§ **GIVEN REQUEST**:
Where a line of the listing below includes the word "ylabel", reproduce that line.

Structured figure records
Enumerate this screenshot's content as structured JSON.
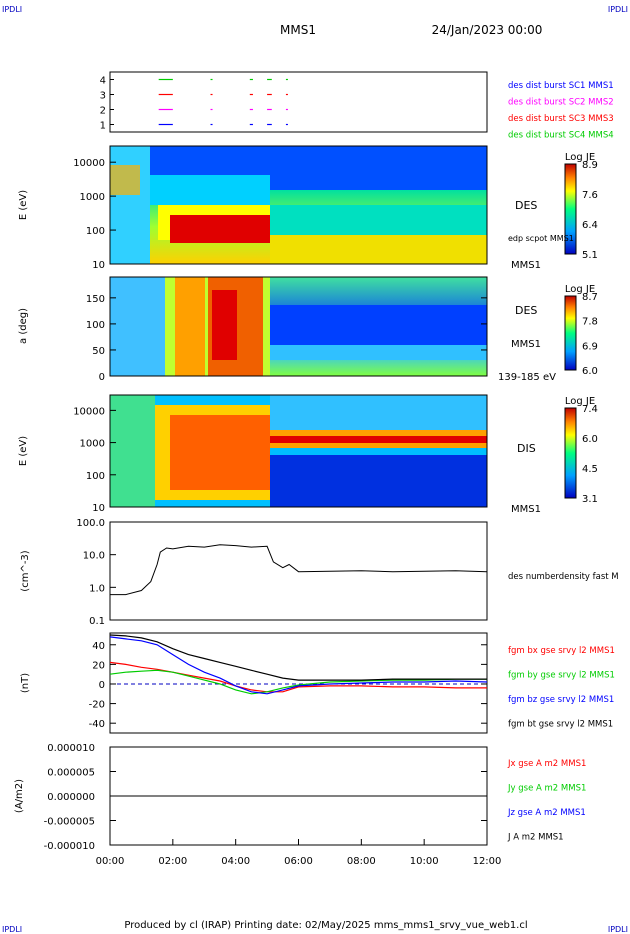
{
  "header": {
    "left_tag": "IPDLI",
    "right_tag": "IPDLI",
    "spacecraft": "MMS1",
    "date": "24/Jan/2023 00:00"
  },
  "footer": {
    "text": "Produced by cl (IRAP)   Printing date: 02/May/2025   mms_mms1_srvy_vue_web1.cl",
    "left_tag": "IPDLI",
    "right_tag": "IPDLI"
  },
  "colors": {
    "red": "#ff0000",
    "green": "#00cc00",
    "blue": "#0000ff",
    "magenta": "#ff00ff",
    "black": "#000000"
  },
  "chart_data": [
    {
      "type": "scatter",
      "panel": "burst-availability",
      "yticks": [
        "1",
        "2",
        "3",
        "4"
      ],
      "ylim": [
        0.5,
        4.5
      ],
      "legend": [
        {
          "name": "des dist burst SC1 MMS1",
          "color": "#0000ff"
        },
        {
          "name": "des dist burst SC2 MMS2",
          "color": "#ff00ff"
        },
        {
          "name": "des dist burst SC3 MMS3",
          "color": "#ff0000"
        },
        {
          "name": "des dist burst SC4 MMS4",
          "color": "#00cc00"
        }
      ],
      "segments": [
        {
          "level": 4,
          "start": 1.55,
          "end": 2.0,
          "color": "#00cc00"
        },
        {
          "level": 3,
          "start": 1.55,
          "end": 2.0,
          "color": "#ff0000"
        },
        {
          "level": 2,
          "start": 1.55,
          "end": 2.0,
          "color": "#ff00ff"
        },
        {
          "level": 1,
          "start": 1.55,
          "end": 2.0,
          "color": "#0000ff"
        },
        {
          "level": 4,
          "start": 3.2,
          "end": 3.25,
          "color": "#00cc00"
        },
        {
          "level": 3,
          "start": 3.2,
          "end": 3.25,
          "color": "#ff0000"
        },
        {
          "level": 2,
          "start": 3.2,
          "end": 3.25,
          "color": "#ff00ff"
        },
        {
          "level": 1,
          "start": 3.2,
          "end": 3.25,
          "color": "#0000ff"
        },
        {
          "level": 4,
          "start": 4.45,
          "end": 4.55,
          "color": "#00cc00"
        },
        {
          "level": 3,
          "start": 4.45,
          "end": 4.55,
          "color": "#ff0000"
        },
        {
          "level": 2,
          "start": 4.45,
          "end": 4.55,
          "color": "#ff00ff"
        },
        {
          "level": 1,
          "start": 4.45,
          "end": 4.55,
          "color": "#0000ff"
        },
        {
          "level": 4,
          "start": 5.0,
          "end": 5.15,
          "color": "#00cc00"
        },
        {
          "level": 3,
          "start": 5.0,
          "end": 5.15,
          "color": "#ff0000"
        },
        {
          "level": 2,
          "start": 5.0,
          "end": 5.15,
          "color": "#ff00ff"
        },
        {
          "level": 1,
          "start": 5.0,
          "end": 5.15,
          "color": "#0000ff"
        },
        {
          "level": 4,
          "start": 5.6,
          "end": 5.65,
          "color": "#00cc00"
        },
        {
          "level": 3,
          "start": 5.6,
          "end": 5.65,
          "color": "#ff0000"
        },
        {
          "level": 2,
          "start": 5.6,
          "end": 5.65,
          "color": "#ff00ff"
        },
        {
          "level": 1,
          "start": 5.6,
          "end": 5.65,
          "color": "#0000ff"
        }
      ]
    },
    {
      "type": "heatmap",
      "panel": "des-energy",
      "ylabel": "E (eV)",
      "yscale": "log",
      "ylim": [
        10,
        30000
      ],
      "yticks": [
        "10",
        "100",
        "1000",
        "10000"
      ],
      "right_labels": [
        "DES",
        "edp scpot MMS1",
        "MMS1"
      ],
      "colorbar": {
        "title": "Log JE",
        "ticks": [
          "8.9",
          "7.6",
          "6.4",
          "5.1"
        ],
        "min": 5.1,
        "max": 8.9
      },
      "description_bands": [
        {
          "t0": 0.0,
          "t1": 1.3,
          "e_peak": 900,
          "level": 7.0
        },
        {
          "t0": 1.5,
          "t1": 5.1,
          "e_peak": 150,
          "level": 8.5
        },
        {
          "t0": 5.1,
          "t1": 12.0,
          "e_peak": 30,
          "level": 7.2
        }
      ]
    },
    {
      "type": "heatmap",
      "panel": "des-pitch-angle",
      "ylabel": "a (deg)",
      "ylim": [
        0,
        180
      ],
      "yticks": [
        "0",
        "50",
        "100",
        "150"
      ],
      "right_labels": [
        "DES",
        "MMS1",
        "139-185 eV"
      ],
      "colorbar": {
        "title": "Log JE",
        "ticks": [
          "8.7",
          "7.8",
          "6.9",
          "6.0"
        ],
        "min": 6.0,
        "max": 8.7
      }
    },
    {
      "type": "heatmap",
      "panel": "dis-energy",
      "ylabel": "E (eV)",
      "yscale": "log",
      "ylim": [
        10,
        30000
      ],
      "yticks": [
        "10",
        "100",
        "1000",
        "10000"
      ],
      "right_labels": [
        "DIS",
        "MMS1"
      ],
      "colorbar": {
        "title": "Log JE",
        "ticks": [
          "7.4",
          "6.0",
          "4.5",
          "3.1"
        ],
        "min": 3.1,
        "max": 7.4
      }
    },
    {
      "type": "line",
      "panel": "density",
      "ylabel": "(cm^-3)",
      "yscale": "log",
      "ylim": [
        0.1,
        100
      ],
      "yticks": [
        "0.1",
        "1.0",
        "10.0",
        "100.0"
      ],
      "legend": [
        {
          "name": "des numberdensity fast M",
          "color": "#000000"
        }
      ],
      "x": [
        0.0,
        0.5,
        1.0,
        1.3,
        1.5,
        1.6,
        1.8,
        2.0,
        2.5,
        3.0,
        3.5,
        4.0,
        4.5,
        5.0,
        5.2,
        5.5,
        5.7,
        6.0,
        7.0,
        8.0,
        9.0,
        10.0,
        11.0,
        12.0
      ],
      "values": [
        0.6,
        0.6,
        0.8,
        1.5,
        5,
        12,
        16,
        15,
        18,
        17,
        20,
        19,
        17,
        18,
        6,
        4,
        5,
        3,
        3.1,
        3.2,
        3,
        3.1,
        3.2,
        3.0
      ]
    },
    {
      "type": "line",
      "panel": "magnetic-field",
      "ylabel": "(nT)",
      "ylim": [
        -50,
        52
      ],
      "yticks": [
        "-40",
        "-20",
        "0",
        "20",
        "40"
      ],
      "x": [
        0.0,
        0.5,
        1.0,
        1.5,
        2.0,
        2.5,
        3.0,
        3.5,
        4.0,
        4.5,
        5.0,
        5.5,
        6.0,
        7.0,
        8.0,
        9.0,
        10.0,
        11.0,
        12.0
      ],
      "series": [
        {
          "name": "fgm bx gse srvy l2 MMS1",
          "color": "#ff0000",
          "values": [
            22,
            20,
            17,
            15,
            12,
            9,
            6,
            3,
            -2,
            -6,
            -8,
            -8,
            -3,
            -2,
            -2,
            -3,
            -3,
            -4,
            -4
          ]
        },
        {
          "name": "fgm by gse srvy l2 MMS1",
          "color": "#00cc00",
          "values": [
            10,
            12,
            13,
            14,
            12,
            8,
            4,
            0,
            -6,
            -10,
            -8,
            -4,
            -1,
            2,
            3,
            4,
            4,
            5,
            5
          ]
        },
        {
          "name": "fgm bz gse srvy l2 MMS1",
          "color": "#0000ff",
          "values": [
            48,
            46,
            44,
            40,
            30,
            20,
            12,
            6,
            -2,
            -8,
            -10,
            -6,
            -2,
            0,
            1,
            2,
            2,
            3,
            2
          ]
        },
        {
          "name": "fgm bt gse srvy l2 MMS1",
          "color": "#000000",
          "values": [
            50,
            49,
            47,
            43,
            36,
            30,
            26,
            22,
            18,
            14,
            10,
            6,
            4,
            4,
            4,
            5,
            5,
            5,
            5
          ]
        }
      ]
    },
    {
      "type": "line",
      "panel": "current-density",
      "ylabel": "(A/m2)",
      "ylim": [
        -1e-05,
        1e-05
      ],
      "yticks": [
        "-0.000010",
        "-0.000005",
        "0.000000",
        "0.000005",
        "0.000010"
      ],
      "x": [
        0.0,
        1.0,
        2.0,
        3.0,
        4.0,
        5.0,
        6.0,
        7.0,
        8.0,
        9.0,
        10.0,
        11.0,
        12.0
      ],
      "series": [
        {
          "name": "Jx gse A m2 MMS1",
          "color": "#ff0000",
          "values": [
            0,
            0,
            0,
            0,
            0,
            0,
            0,
            0,
            0,
            0,
            0,
            0,
            0
          ]
        },
        {
          "name": "Jy gse A m2 MMS1",
          "color": "#00cc00",
          "values": [
            0,
            0,
            0,
            0,
            0,
            0,
            0,
            0,
            0,
            0,
            0,
            0,
            0
          ]
        },
        {
          "name": "Jz gse A m2 MMS1",
          "color": "#0000ff",
          "values": [
            0,
            0,
            0,
            0,
            0,
            0,
            0,
            0,
            0,
            0,
            0,
            0,
            0
          ]
        },
        {
          "name": "J A m2 MMS1",
          "color": "#000000",
          "values": [
            0,
            0,
            0,
            0,
            0,
            0,
            0,
            0,
            0,
            0,
            0,
            0,
            0
          ]
        }
      ]
    }
  ],
  "time_axis": {
    "ticks": [
      "00:00",
      "02:00",
      "04:00",
      "06:00",
      "08:00",
      "10:00",
      "12:00"
    ],
    "range_hours": [
      0,
      12
    ]
  }
}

§ **THE OUTPUT**:
      "ylabel": "E (eV)",
      "ylabel": "a (deg)",
      "ylabel": "E (eV)",
      "ylabel": "(cm^-3)",
      "ylabel": "(nT)",
      "ylabel": "(A/m2)",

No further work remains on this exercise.